- _PROBLEM DETAILS_
Transcribe each line exactly.

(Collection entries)
☆ ☆ ☆
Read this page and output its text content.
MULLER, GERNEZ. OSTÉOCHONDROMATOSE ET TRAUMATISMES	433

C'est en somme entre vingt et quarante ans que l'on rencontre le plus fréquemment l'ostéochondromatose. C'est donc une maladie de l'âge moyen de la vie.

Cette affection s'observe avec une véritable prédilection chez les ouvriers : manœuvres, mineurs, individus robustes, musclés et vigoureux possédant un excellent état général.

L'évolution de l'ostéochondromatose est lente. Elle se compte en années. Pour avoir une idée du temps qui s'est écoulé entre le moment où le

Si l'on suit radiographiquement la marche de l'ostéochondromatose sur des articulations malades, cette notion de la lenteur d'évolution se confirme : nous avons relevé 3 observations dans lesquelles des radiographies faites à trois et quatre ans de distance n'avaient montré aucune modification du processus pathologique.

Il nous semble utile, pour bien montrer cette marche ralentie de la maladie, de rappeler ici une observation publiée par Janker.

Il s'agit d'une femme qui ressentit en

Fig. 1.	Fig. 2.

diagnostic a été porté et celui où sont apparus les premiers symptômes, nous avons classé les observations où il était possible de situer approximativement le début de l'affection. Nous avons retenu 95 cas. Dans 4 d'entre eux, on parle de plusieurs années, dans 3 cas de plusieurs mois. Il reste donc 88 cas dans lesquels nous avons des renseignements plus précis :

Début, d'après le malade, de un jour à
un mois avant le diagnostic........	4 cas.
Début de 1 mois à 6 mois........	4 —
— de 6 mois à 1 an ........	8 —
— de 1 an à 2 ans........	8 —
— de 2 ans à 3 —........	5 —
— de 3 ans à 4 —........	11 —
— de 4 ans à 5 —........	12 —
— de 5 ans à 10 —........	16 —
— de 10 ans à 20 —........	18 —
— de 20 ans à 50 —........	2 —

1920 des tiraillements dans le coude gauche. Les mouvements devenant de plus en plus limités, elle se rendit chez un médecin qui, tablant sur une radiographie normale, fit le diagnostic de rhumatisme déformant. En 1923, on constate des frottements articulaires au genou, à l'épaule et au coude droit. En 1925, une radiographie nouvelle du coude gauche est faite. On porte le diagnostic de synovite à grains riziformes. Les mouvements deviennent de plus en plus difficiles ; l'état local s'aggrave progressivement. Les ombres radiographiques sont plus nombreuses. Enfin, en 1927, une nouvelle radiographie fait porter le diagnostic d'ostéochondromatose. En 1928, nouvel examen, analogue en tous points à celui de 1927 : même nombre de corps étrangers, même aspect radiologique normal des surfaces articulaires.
☆ ☆ ☆
- _CORRECT RESPONSE_
Read this page and output its text content.
MULLER, GERNEZ. OSTÉOCHONDROMATOSE ET TRAUMATISMES	433

C'est en somme entre vingt et quarante ans que l'on rencontre le plus fréquemment l'ostéochondromatose. C'est donc une maladie de l'âge moyen de la vie.

Cette affection s'observe avec une véritable prédilection chez les ouvriers : manœuvres, mineurs, individus robustes, musclés et vigoureux possédant un excellent état général.

L'évolution de l'ostéochondromatose est lente. Elle se compte en années. Pour avoir une idée du temps qui s'est écoulé entre le moment où le

Si l'on suit radiographiquement la marche de l'ostéochondromatose sur des articulations malades, cette notion de la lenteur d'évolution se confirme : nous avons relevé 3 observations dans lesquelles des radiographies faites à trois et quatre ans de distance n'avaient montré aucune modification du processus pathologique.

Il nous semble utile, pour bien montrer cette marche ralentie de la maladie, de rappeler ici une observation publiée par Janker.

Il s'agit d'une femme qui ressentit en

Fig. 1.	Fig. 2.

diagnostic a été porté et celui où sont apparus les premiers symptômes, nous avons classé les observations où il était possible de situer approximativement le début de l'affection. Nous avons retenu 95 cas. Dans 4 d'entre eux, on parle de plusieurs années, dans 3 cas de plusieurs mois. Il reste donc 88 cas dans lesquels nous avons des renseignements plus précis :

Début, d'après le malade, de un jour à
un mois avant le diagnostic........	4 cas.
Début de 1 mois à 6 mois........	4 —
— de 6 mois à 1 an ........	8 —
— de 1 an à 2 ans........	8 —
— de 2 ans à 3 —........	5 —
— de 3 ans à 4 —........	11 —
— de 4 ans à 5 —........	12 —
— de 5 ans à 10 —........	16 —
— de 10 ans à 20 —........	18 —
— de 20 ans à 50 —........	2 —

1920 des tiraillements dans le coude gauche. Les mouvements devenant de plus en plus limités, elle se rendit chez un médecin qui, tablant sur une radiographie normale, fit le diagnostic de rhumatisme déformant. En 1923, on constate des frottements articulaires au genou, à l'épaule et au coude droit. En 1925, une radiographie nouvelle du coude gauche est faite. On porte le diagnostic de synovite à grains riziformes. Les mouvements deviennent de plus en plus difficiles ; l'état local s'aggrave progressivement. Les ombres radiographiques sont plus nombreuses. Enfin, en 1927, une nouvelle radiographie fait porter le diagnostic d'ostéochondromatose. En 1928, nouvel examen, analogue en tous points à celui de 1927 : même nombre de corps étrangers, même aspect radiologique normal des surfaces articulaires.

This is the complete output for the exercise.